### AIM
Of the lines in the listing, how many include the string "People"? Write the number and nothing else.

### DATASET ROWS
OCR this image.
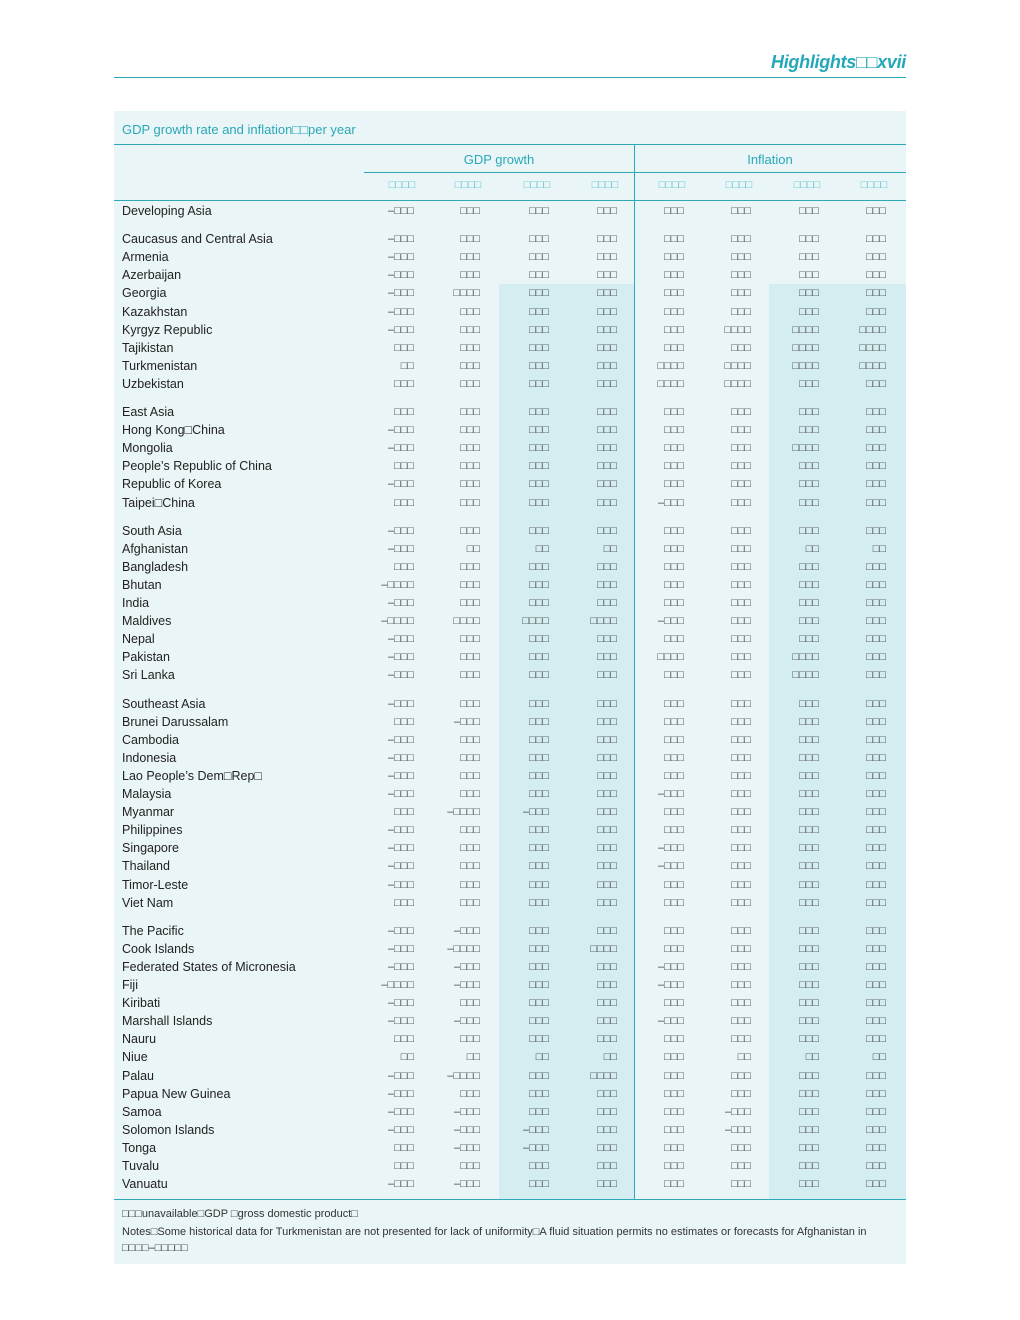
Highlights□□xvii
GDP growth rate and inflation□□per year
GDP growth	Inflation
□□□□	□□□□	□□□□	□□□□	□□□□	□□□□	□□□□	□□□□
Developing Asia	–□□□	□□□	□□□	□□□	□□□	□□□	□□□	□□□
Caucasus and Central Asia	–□□□	□□□	□□□	□□□	□□□	□□□	□□□	□□□
Armenia	–□□□	□□□	□□□	□□□	□□□	□□□	□□□	□□□
Azerbaijan	–□□□	□□□	□□□	□□□	□□□	□□□	□□□	□□□
Georgia	–□□□	□□□□	□□□	□□□	□□□	□□□	□□□	□□□
Kazakhstan	–□□□	□□□	□□□	□□□	□□□	□□□	□□□	□□□
Kyrgyz Republic	–□□□	□□□	□□□	□□□	□□□	□□□□	□□□□	□□□□
Tajikistan	□□□	□□□	□□□	□□□	□□□	□□□	□□□□	□□□□
Turkmenistan	□□	□□□	□□□	□□□	□□□□	□□□□	□□□□	□□□□
Uzbekistan	□□□	□□□	□□□	□□□	□□□□	□□□□	□□□	□□□
East Asia	□□□	□□□	□□□	□□□	□□□	□□□	□□□	□□□
Hong Kong□China	–□□□	□□□	□□□	□□□	□□□	□□□	□□□	□□□
Mongolia	–□□□	□□□	□□□	□□□	□□□	□□□	□□□□	□□□
People’s Republic of China	□□□	□□□	□□□	□□□	□□□	□□□	□□□	□□□
Republic of Korea	–□□□	□□□	□□□	□□□	□□□	□□□	□□□	□□□
Taipei□China	□□□	□□□	□□□	□□□	–□□□	□□□	□□□	□□□
South Asia	–□□□	□□□	□□□	□□□	□□□	□□□	□□□	□□□
Afghanistan	–□□□	□□	□□	□□	□□□	□□□	□□	□□
Bangladesh	□□□	□□□	□□□	□□□	□□□	□□□	□□□	□□□
Bhutan	–□□□□	□□□	□□□	□□□	□□□	□□□	□□□	□□□
India	–□□□	□□□	□□□	□□□	□□□	□□□	□□□	□□□
Maldives	–□□□□	□□□□	□□□□	□□□□	–□□□	□□□	□□□	□□□
Nepal	–□□□	□□□	□□□	□□□	□□□	□□□	□□□	□□□
Pakistan	–□□□	□□□	□□□	□□□	□□□□	□□□	□□□□	□□□
Sri Lanka	–□□□	□□□	□□□	□□□	□□□	□□□	□□□□	□□□
Southeast Asia	–□□□	□□□	□□□	□□□	□□□	□□□	□□□	□□□
Brunei Darussalam	□□□	–□□□	□□□	□□□	□□□	□□□	□□□	□□□
Cambodia	–□□□	□□□	□□□	□□□	□□□	□□□	□□□	□□□
Indonesia	–□□□	□□□	□□□	□□□	□□□	□□□	□□□	□□□
Lao People’s Dem□Rep□	–□□□	□□□	□□□	□□□	□□□	□□□	□□□	□□□
Malaysia	–□□□	□□□	□□□	□□□	–□□□	□□□	□□□	□□□
Myanmar	□□□	–□□□□	–□□□	□□□	□□□	□□□	□□□	□□□
Philippines	–□□□	□□□	□□□	□□□	□□□	□□□	□□□	□□□
Singapore	–□□□	□□□	□□□	□□□	–□□□	□□□	□□□	□□□
Thailand	–□□□	□□□	□□□	□□□	–□□□	□□□	□□□	□□□
Timor-Leste	–□□□	□□□	□□□	□□□	□□□	□□□	□□□	□□□
Viet Nam	□□□	□□□	□□□	□□□	□□□	□□□	□□□	□□□
The Pacific	–□□□	–□□□	□□□	□□□	□□□	□□□	□□□	□□□
Cook Islands	–□□□	–□□□□	□□□	□□□□	□□□	□□□	□□□	□□□
Federated States of Micronesia	–□□□	–□□□	□□□	□□□	–□□□	□□□	□□□	□□□
Fiji	–□□□□	–□□□	□□□	□□□	–□□□	□□□	□□□	□□□
Kiribati	–□□□	□□□	□□□	□□□	□□□	□□□	□□□	□□□
Marshall Islands	–□□□	–□□□	□□□	□□□	–□□□	□□□	□□□	□□□
Nauru	□□□	□□□	□□□	□□□	□□□	□□□	□□□	□□□
Niue	□□	□□	□□	□□	□□□	□□	□□	□□
Palau	–□□□	–□□□□	□□□	□□□□	□□□	□□□	□□□	□□□
Papua New Guinea	–□□□	□□□	□□□	□□□	□□□	□□□	□□□	□□□
Samoa	–□□□	–□□□	□□□	□□□	□□□	–□□□	□□□	□□□
Solomon Islands	–□□□	–□□□	–□□□	□□□	□□□	–□□□	□□□	□□□
Tonga	□□□	–□□□	–□□□	□□□	□□□	□□□	□□□	□□□
Tuvalu	□□□	□□□	□□□	□□□	□□□	□□□	□□□	□□□
Vanuatu	–□□□	–□□□	□□□	□□□	□□□	□□□	□□□	□□□
□□□unavailable□GDP □gross domestic product□
Notes□Some historical data for Turkmenistan are not presented for lack of uniformity□A fluid situation permits no estimates or forecasts for Afghanistan in □□□□–□□□□□
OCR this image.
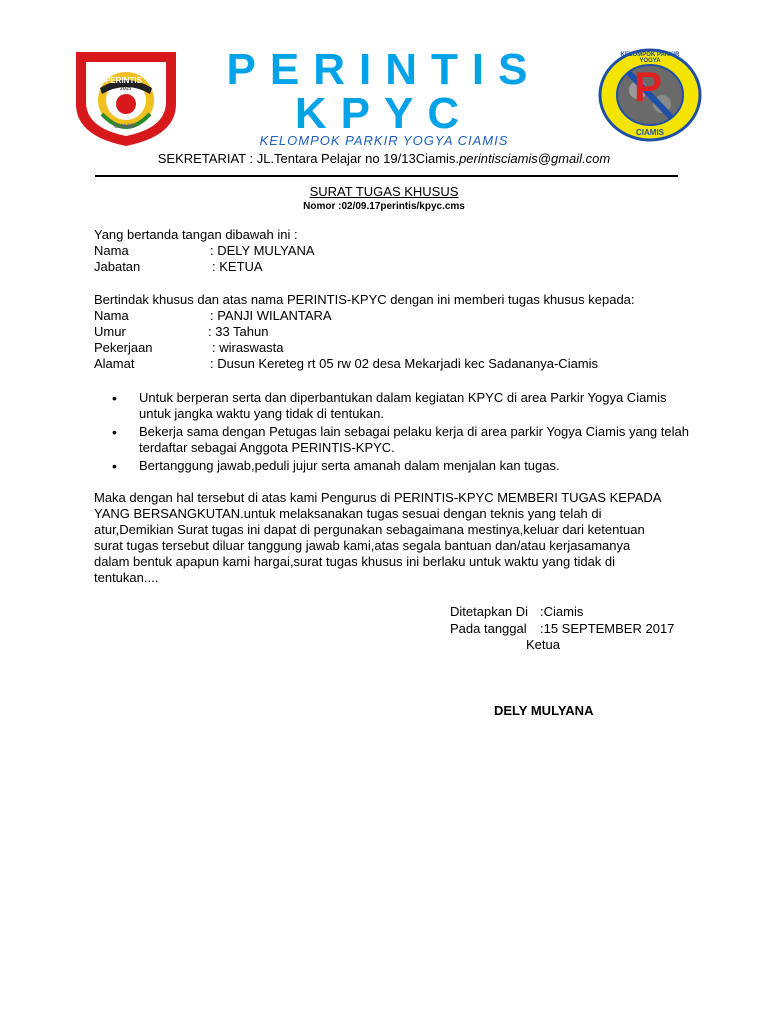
PERINTIS
2005
CIAMIS
P
KELOMPOK PARKIR YOGYA
CIAMIS
PERINTIS
KPYC
KELOMPOK PARKIR YOGYA CIAMIS
SEKRETARIAT : JL.Tentara Pelajar no 19/13Ciamis.perintisciamis@gmail.com
SURAT TUGAS KHUSUS
Nomor :02/09.17perintis/kpyc.cms
Yang bertanda tangan dibawah ini :
Nama	: DELY MULYANA
Jabatan	: KETUA
Bertindak khusus dan atas nama PERINTIS-KPYC dengan ini memberi tugas khusus kepada:
Nama	: PANJI WILANTARA
Umur	: 33 Tahun
Pekerjaan	: wiraswasta
Alamat	: Dusun Kereteg rt 05 rw 02 desa Mekarjadi kec Sadananya-Ciamis
• Untuk berperan serta dan diperbantukan dalam kegiatan KPYC di area Parkir Yogya Ciamis untuk jangka waktu yang tidak di tentukan.
• Bekerja sama dengan Petugas lain sebagai pelaku kerja di area parkir Yogya Ciamis yang telah terdaftar sebagai Anggota PERINTIS-KPYC.
• Bertanggung jawab,peduli jujur serta amanah dalam menjalan kan tugas.
Maka dengan hal tersebut di atas kami Pengurus di PERINTIS-KPYC MEMBERI TUGAS KEPADA
YANG BERSANGKUTAN.untuk melaksanakan tugas sesuai dengan teknis yang telah di
atur,Demikian Surat tugas ini dapat di pergunakan sebagaimana mestinya,keluar dari ketentuan
surat tugas tersebut diluar tanggung jawab kami,atas segala bantuan dan/atau kerjasamanya
dalam bentuk apapun kami hargai,surat tugas khusus ini berlaku untuk waktu yang tidak di
tentukan....
Ditetapkan Di :Ciamis
Pada tanggal :15 SEPTEMBER 2017
Ketua
DELY MULYANA
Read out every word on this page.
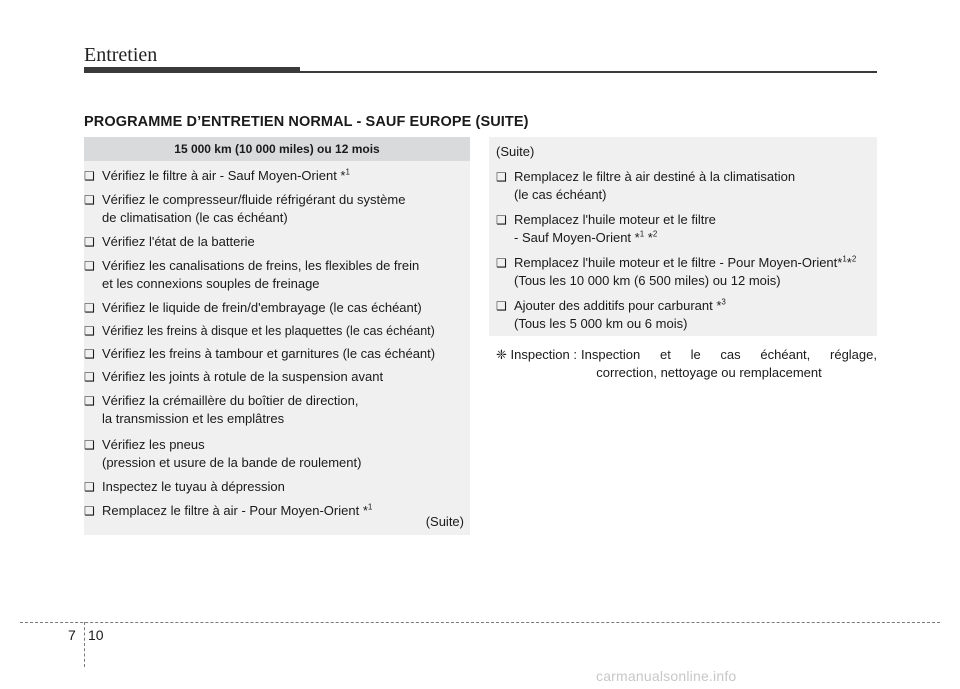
Entretien
PROGRAMME D’ENTRETIEN NORMAL - SAUF EUROPE (SUITE)
15 000 km (10 000 miles) ou 12 mois
❑ Vérifiez le filtre à air - Sauf Moyen-Orient *$^1$
❑ Vérifiez le compresseur/fluide réfrigérant du système
de climatisation (le cas échéant)
❑ Vérifiez l'état de la batterie
❑ Vérifiez les canalisations de freins, les flexibles de frein
et les connexions souples de freinage
❑ Vérifiez le liquide de frein/d'embrayage (le cas échéant)
❑ Vérifiez les freins à disque et les plaquettes (le cas échéant)
❑ Vérifiez les freins à tambour et garnitures (le cas échéant)
❑ Vérifiez les joints à rotule de la suspension avant
❑ Vérifiez la crémaillère du boîtier de direction,
la transmission et les emplâtres
❑ Vérifiez les pneus
(pression et usure de la bande de roulement)
❑ Inspectez le tuyau à dépression
❑ Remplacez le filtre à air - Pour Moyen-Orient *$^1$
(Suite)
(Suite)
❑ Remplacez le filtre à air destiné à la climatisation
(le cas échéant)
❑ Remplacez l'huile moteur et le filtre
- Sauf Moyen-Orient *$^1$ *$^2$
❑ Remplacez l'huile moteur et le filtre - Pour Moyen-Orient*$^1$*$^2$
(Tous les 10 000 km (6 500 miles) ou 12 mois)
❑ Ajouter des additifs pour carburant *$^3$
(Tous les 5 000 km ou 6 mois)
❈ Inspection : Inspection et le cas échéant, réglage,
correction, nettoyage ou remplacement
7 10
carmanualsonline.info
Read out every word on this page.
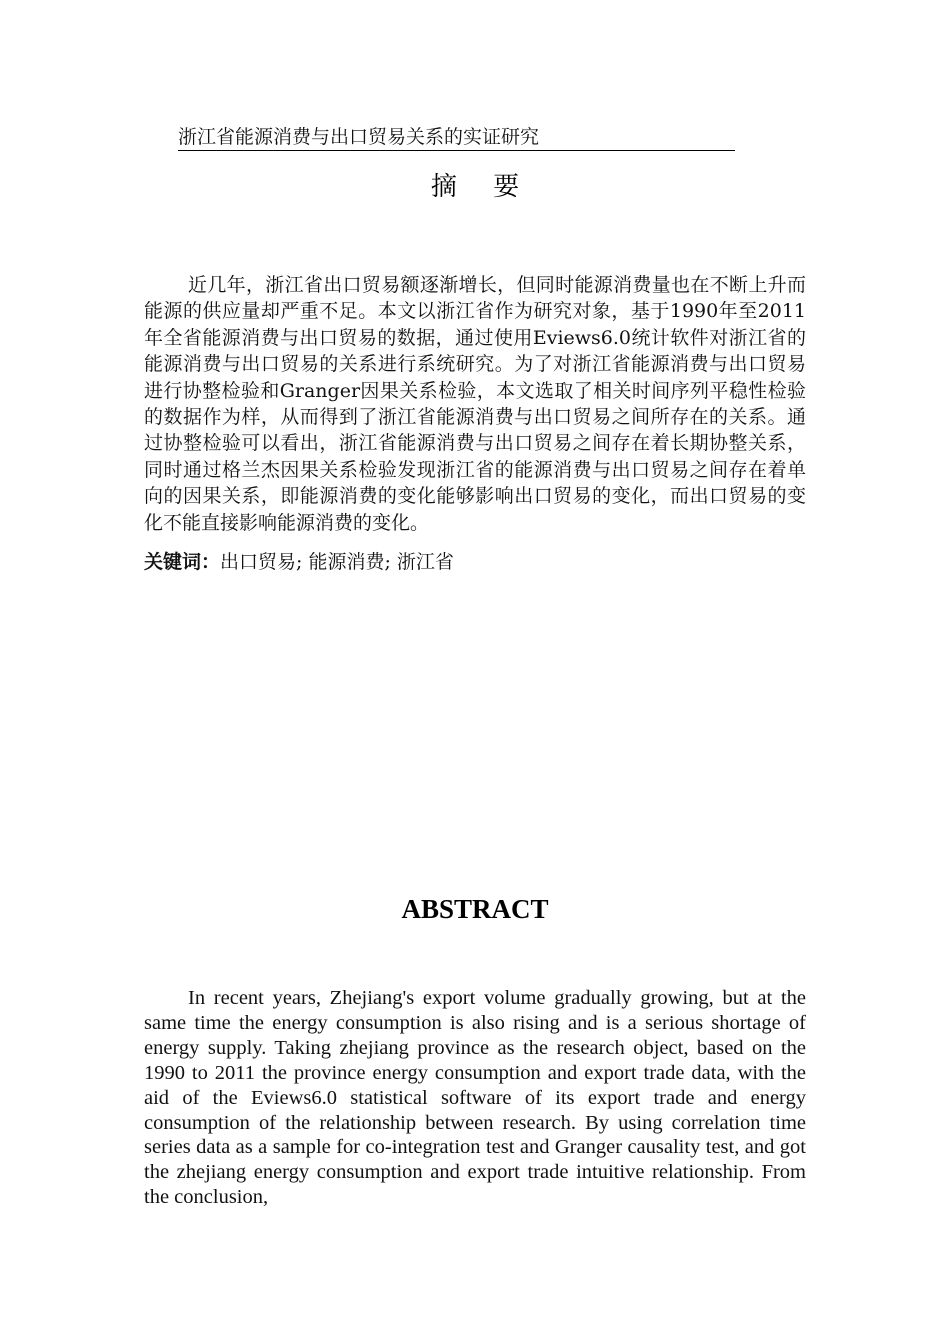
浙江省能源消费与出口贸易关系的实证研究
摘 要

近几年，浙江省出口贸易额逐渐增长，但同时能源消费量也在不断上升而能源的供应量却严重不足。本文以浙江省作为研究对象，基于1990年至2011年全省能源消费与出口贸易的数据，通过使用Eviews6.0统计软件对浙江省的能源消费与出口贸易的关系进行系统研究。为了对浙江省能源消费与出口贸易进行协整检验和Granger因果关系检验，本文选取了相关时间序列平稳性检验的数据作为样，从而得到了浙江省能源消费与出口贸易之间所存在的关系。通过协整检验可以看出，浙江省能源消费与出口贸易之间存在着长期协整关系，同时通过格兰杰因果关系检验发现浙江省的能源消费与出口贸易之间存在着单向的因果关系，即能源消费的变化能够影响出口贸易的变化，而出口贸易的变化不能直接影响能源消费的变化。

关键词：出口贸易; 能源消费; 浙江省
ABSTRACT

In recent years, Zhejiang's export volume gradually growing, but at the same time the energy consumption is also rising and is a serious shortage of energy supply. Taking zhejiang province as the research object, based on the 1990 to 2011 the province energy consumption and export trade data, with the aid of the Eviews6.0 statistical software of its export trade and energy consumption of the relationship between research. By using correlation time series data as a sample for co-integration test and Granger causality test, and got the zhejiang energy consumption and export trade intuitive relationship. From the conclusion,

### SOLUTION TO THIS PROBLEM
2